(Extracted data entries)
%%
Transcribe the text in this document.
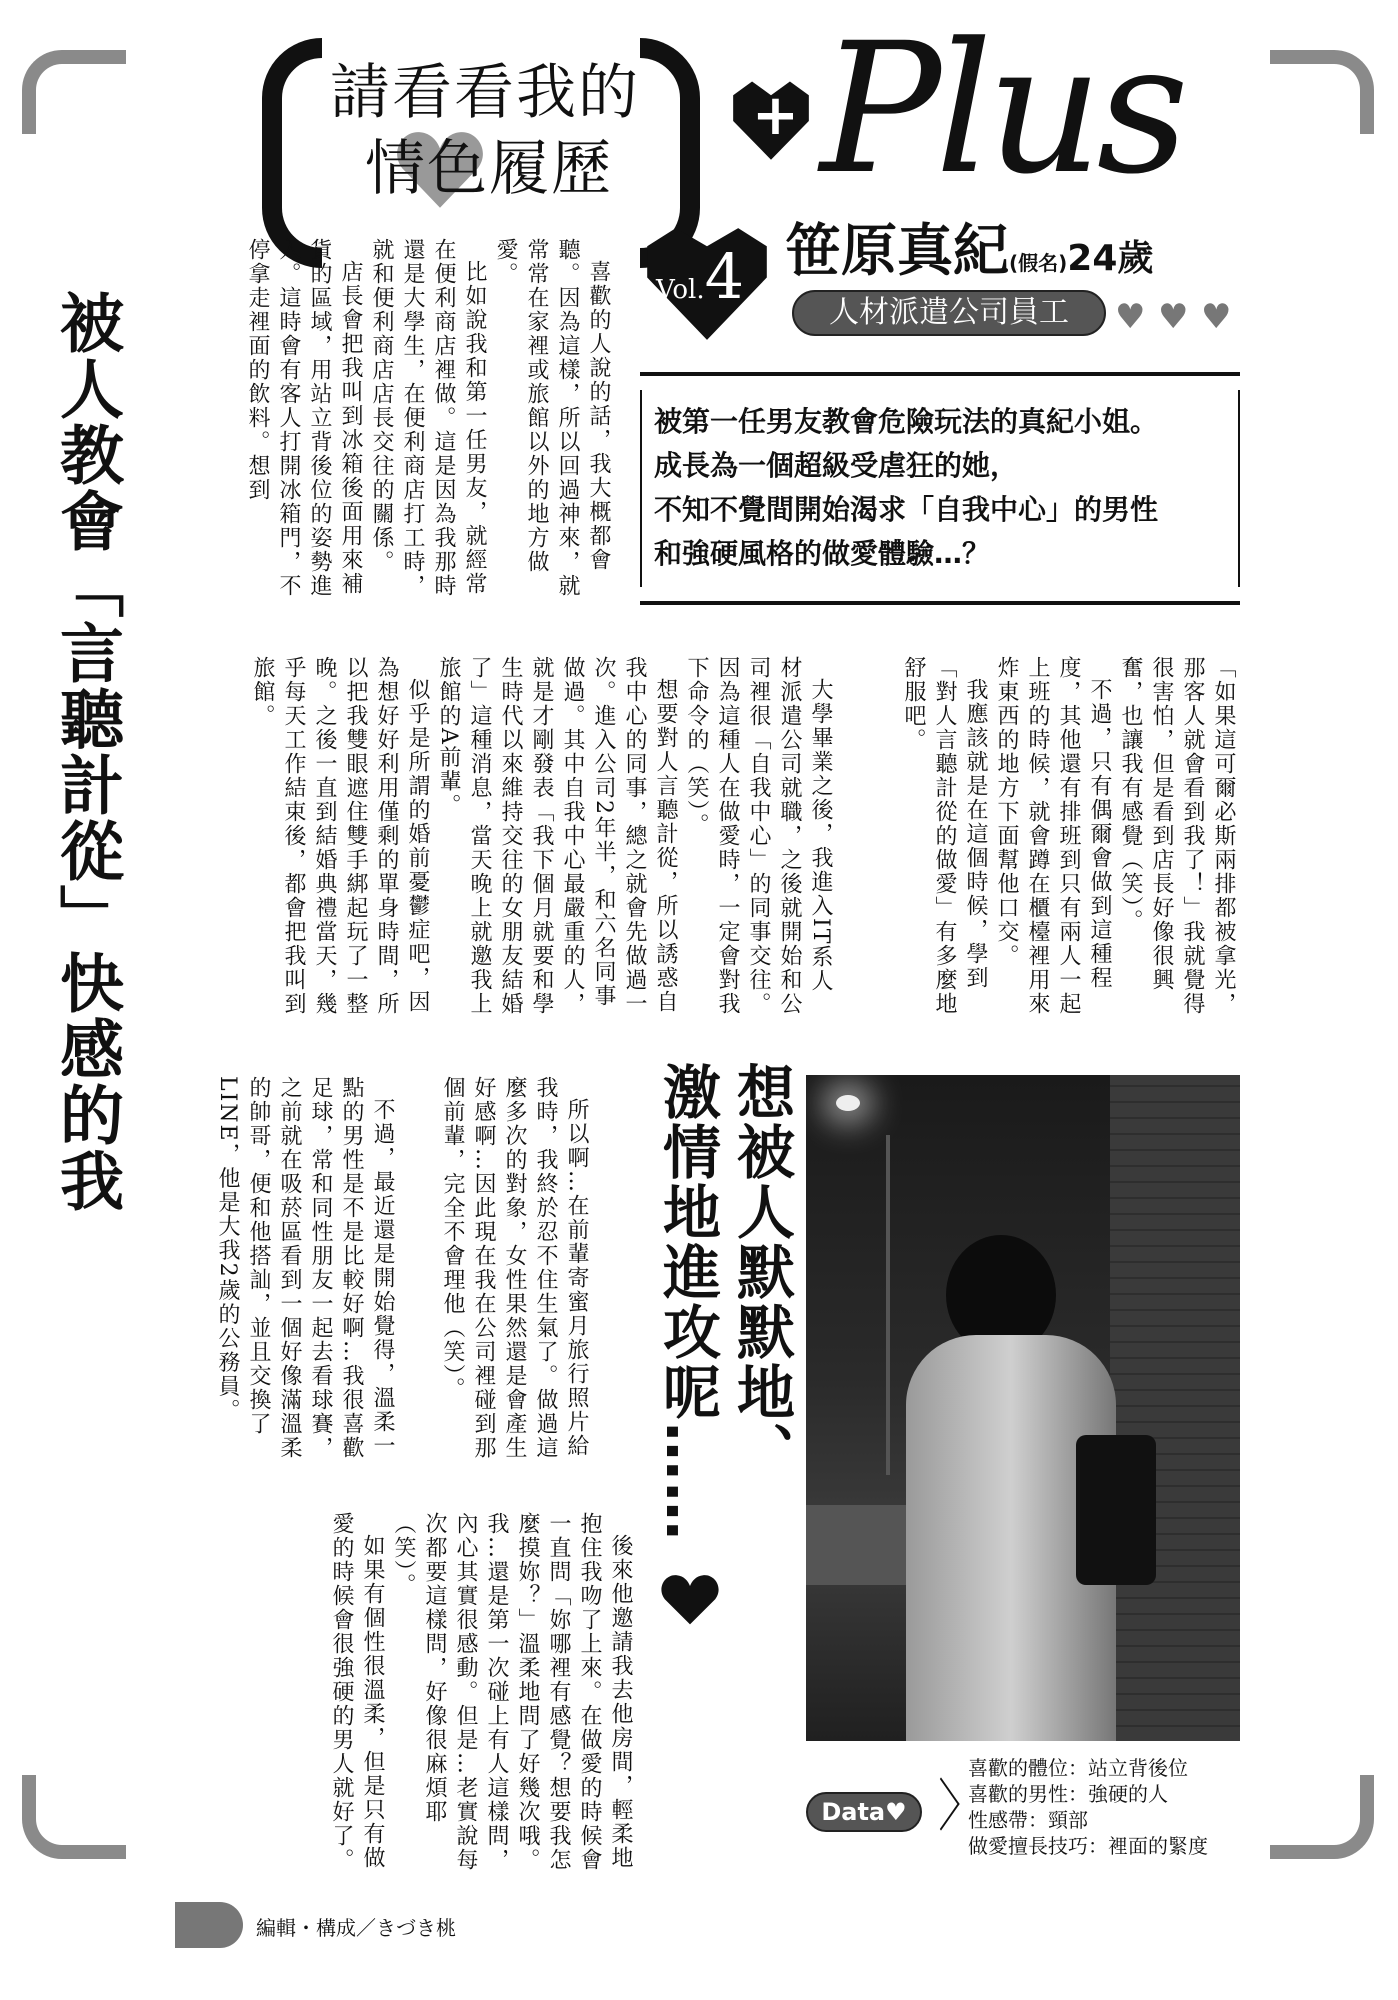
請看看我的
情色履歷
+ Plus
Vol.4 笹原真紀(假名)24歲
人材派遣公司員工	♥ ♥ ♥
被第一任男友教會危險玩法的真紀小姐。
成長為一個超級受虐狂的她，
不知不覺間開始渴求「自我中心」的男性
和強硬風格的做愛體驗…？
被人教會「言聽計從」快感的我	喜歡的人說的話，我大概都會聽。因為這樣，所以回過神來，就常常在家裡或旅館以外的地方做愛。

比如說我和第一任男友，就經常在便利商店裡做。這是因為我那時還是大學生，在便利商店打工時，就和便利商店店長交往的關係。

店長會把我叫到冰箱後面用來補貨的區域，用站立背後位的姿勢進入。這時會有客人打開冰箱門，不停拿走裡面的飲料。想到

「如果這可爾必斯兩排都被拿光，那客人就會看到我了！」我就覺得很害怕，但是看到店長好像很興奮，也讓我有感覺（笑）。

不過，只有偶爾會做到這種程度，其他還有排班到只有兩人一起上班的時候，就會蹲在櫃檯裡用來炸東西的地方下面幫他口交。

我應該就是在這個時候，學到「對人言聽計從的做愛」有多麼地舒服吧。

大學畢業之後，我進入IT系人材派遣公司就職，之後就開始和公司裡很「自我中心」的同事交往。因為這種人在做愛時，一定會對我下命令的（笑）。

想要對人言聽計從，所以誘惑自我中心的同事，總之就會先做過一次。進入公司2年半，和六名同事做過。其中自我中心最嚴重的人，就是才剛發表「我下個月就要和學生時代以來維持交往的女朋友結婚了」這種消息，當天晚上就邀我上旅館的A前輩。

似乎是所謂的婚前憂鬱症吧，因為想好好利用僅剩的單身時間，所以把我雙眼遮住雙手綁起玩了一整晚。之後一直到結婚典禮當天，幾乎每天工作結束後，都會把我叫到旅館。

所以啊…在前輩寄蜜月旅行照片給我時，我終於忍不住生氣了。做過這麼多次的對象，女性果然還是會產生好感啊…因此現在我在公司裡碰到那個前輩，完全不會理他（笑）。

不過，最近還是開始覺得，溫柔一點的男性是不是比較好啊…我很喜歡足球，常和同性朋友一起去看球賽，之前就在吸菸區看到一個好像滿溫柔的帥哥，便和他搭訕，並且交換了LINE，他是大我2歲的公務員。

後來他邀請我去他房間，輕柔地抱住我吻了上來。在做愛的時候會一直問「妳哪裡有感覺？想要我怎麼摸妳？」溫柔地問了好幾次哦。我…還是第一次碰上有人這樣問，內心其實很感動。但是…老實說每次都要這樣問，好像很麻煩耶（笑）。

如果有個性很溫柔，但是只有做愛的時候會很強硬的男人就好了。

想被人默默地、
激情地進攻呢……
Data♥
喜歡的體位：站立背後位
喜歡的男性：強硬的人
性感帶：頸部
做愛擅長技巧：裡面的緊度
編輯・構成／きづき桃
%%
%%
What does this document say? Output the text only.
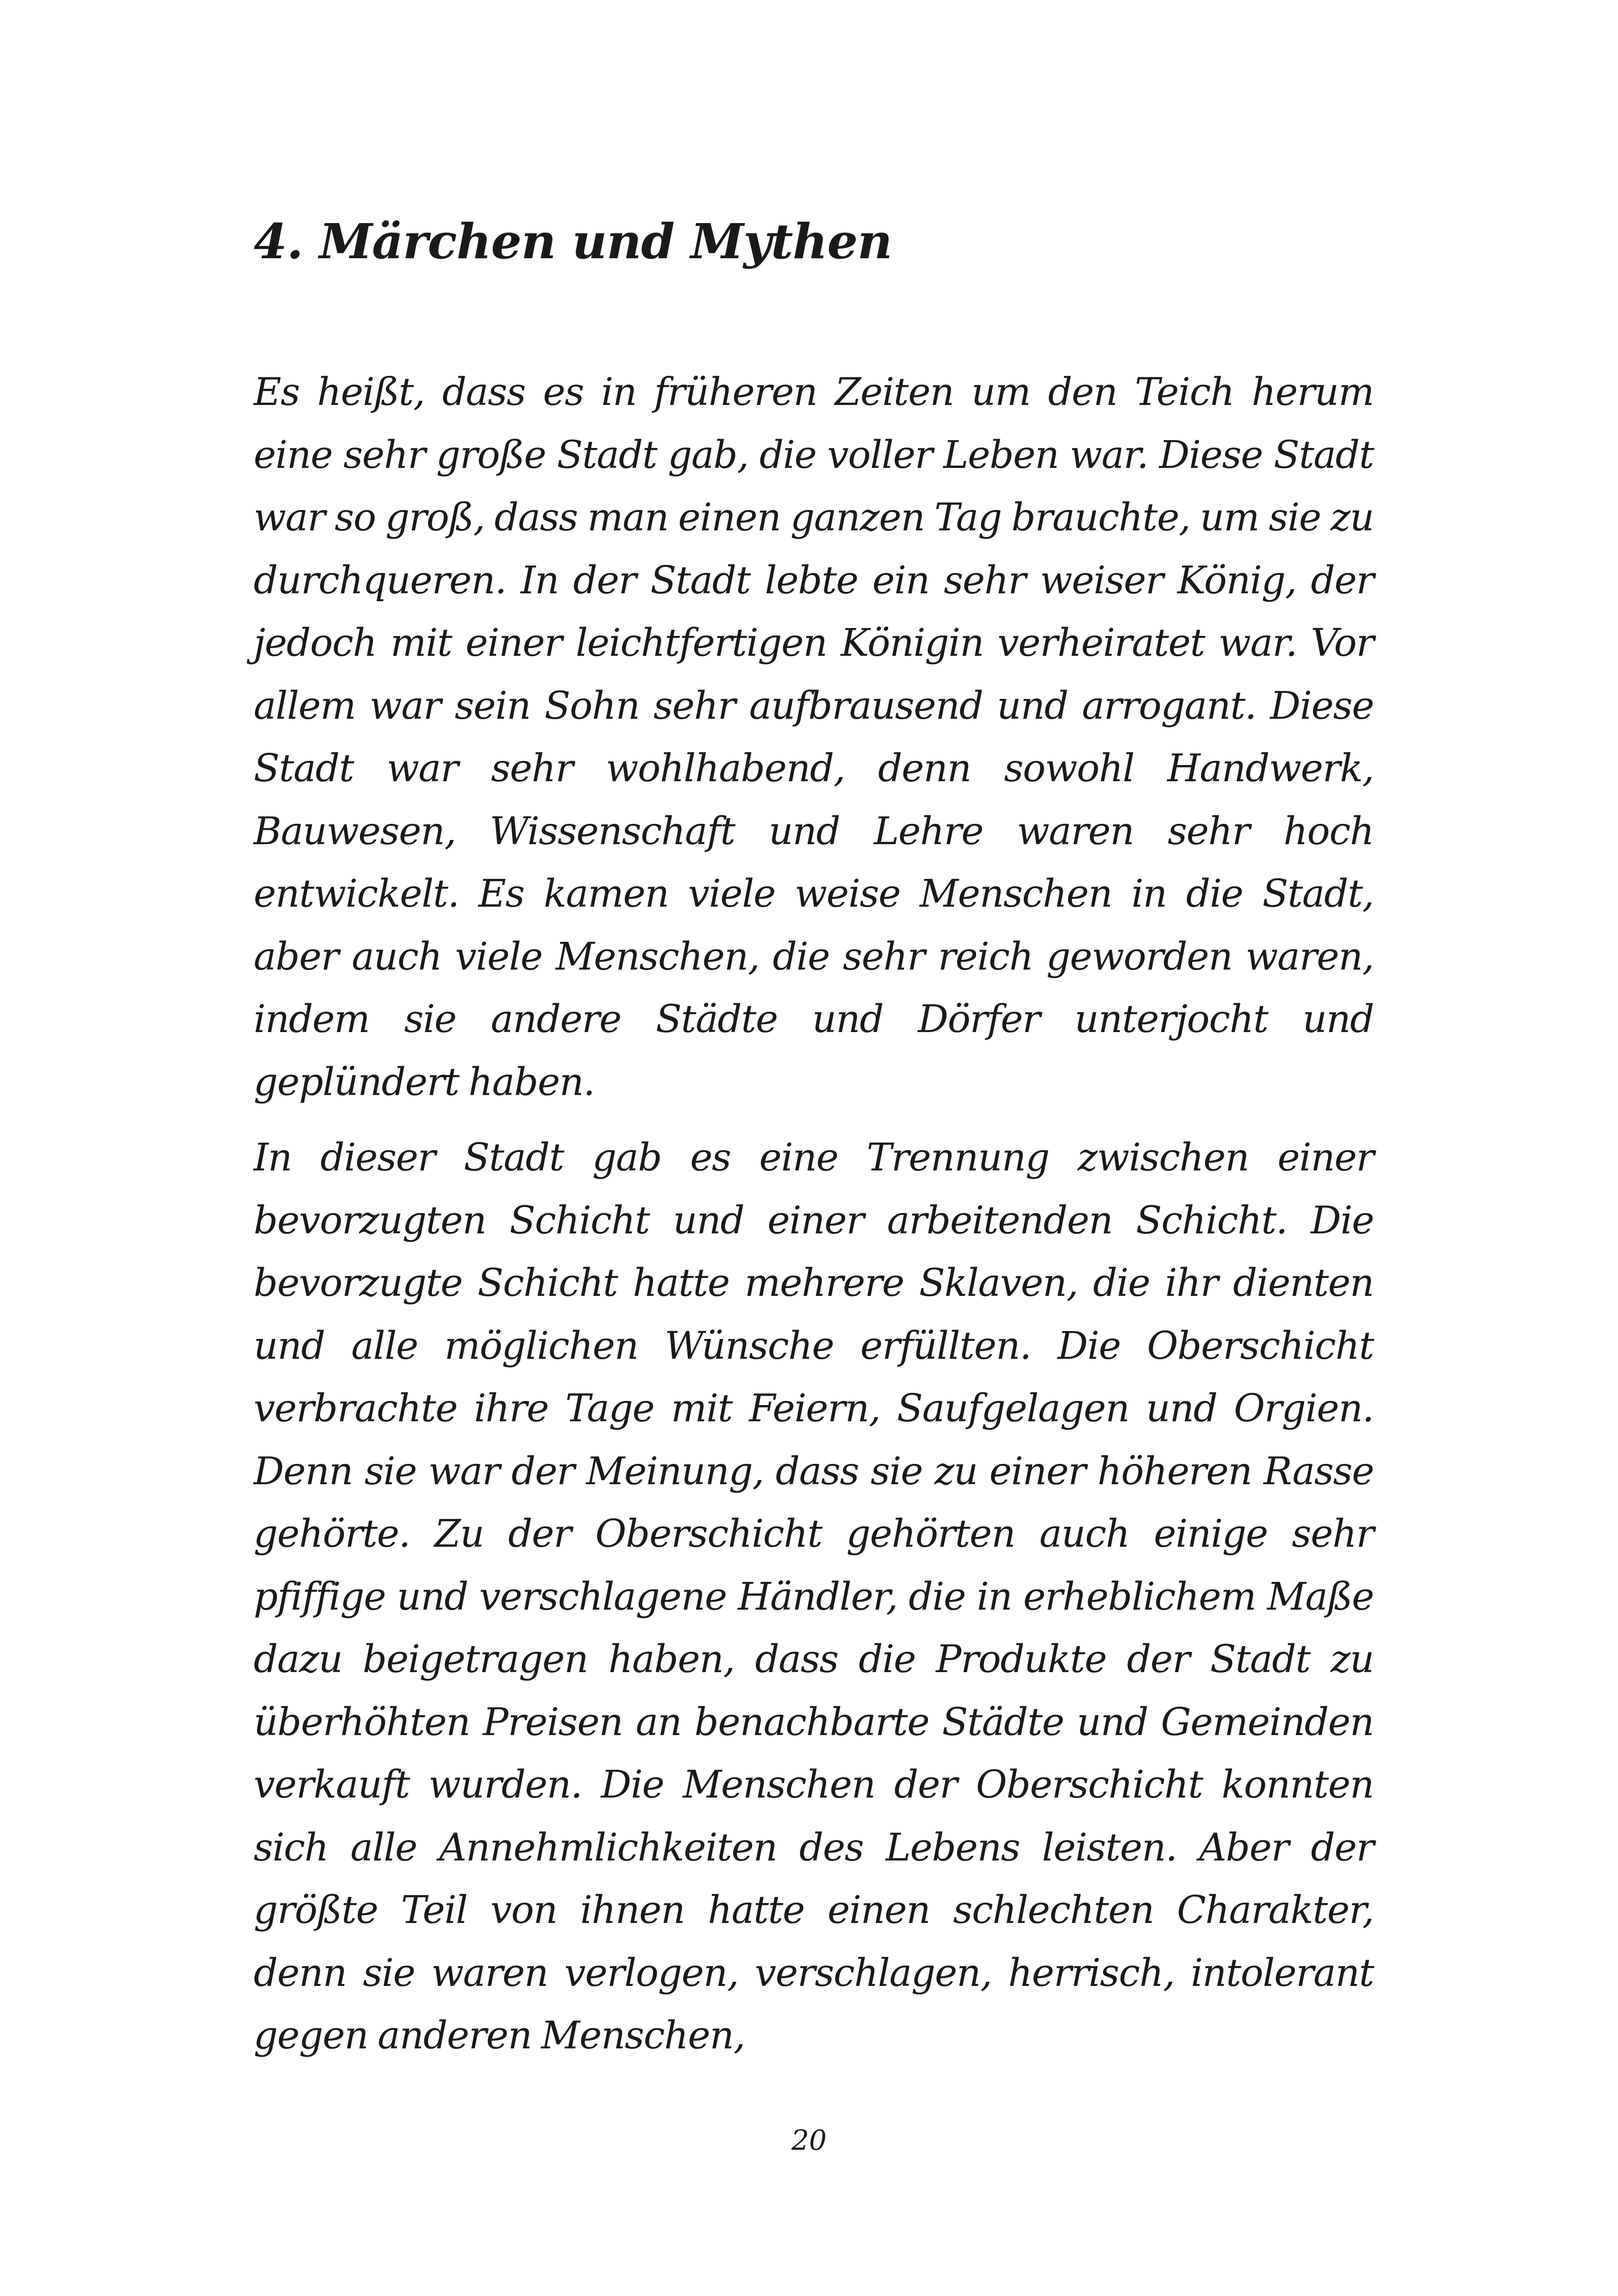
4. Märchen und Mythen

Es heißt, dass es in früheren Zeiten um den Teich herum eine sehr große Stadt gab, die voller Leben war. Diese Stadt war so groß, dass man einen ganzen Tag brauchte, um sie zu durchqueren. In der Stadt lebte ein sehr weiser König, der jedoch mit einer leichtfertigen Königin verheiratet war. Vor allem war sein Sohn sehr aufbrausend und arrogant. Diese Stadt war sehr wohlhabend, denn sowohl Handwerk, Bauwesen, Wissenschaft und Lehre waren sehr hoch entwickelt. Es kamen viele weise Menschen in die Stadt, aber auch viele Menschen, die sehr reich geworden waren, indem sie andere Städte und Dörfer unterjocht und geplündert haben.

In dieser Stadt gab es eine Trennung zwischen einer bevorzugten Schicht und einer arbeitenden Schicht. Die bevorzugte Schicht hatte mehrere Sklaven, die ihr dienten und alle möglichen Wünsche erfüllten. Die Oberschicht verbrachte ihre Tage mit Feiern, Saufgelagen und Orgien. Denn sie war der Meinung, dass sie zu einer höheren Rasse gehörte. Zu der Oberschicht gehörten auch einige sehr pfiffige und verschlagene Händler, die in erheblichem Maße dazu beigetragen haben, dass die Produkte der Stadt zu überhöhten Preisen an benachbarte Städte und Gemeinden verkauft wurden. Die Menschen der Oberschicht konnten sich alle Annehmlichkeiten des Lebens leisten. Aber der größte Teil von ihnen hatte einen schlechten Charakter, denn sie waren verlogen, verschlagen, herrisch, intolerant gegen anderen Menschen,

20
%%
# TO DO:
Determine the number of lines containing "this". Write only that number.

# EXERCISE SOLUTION:
2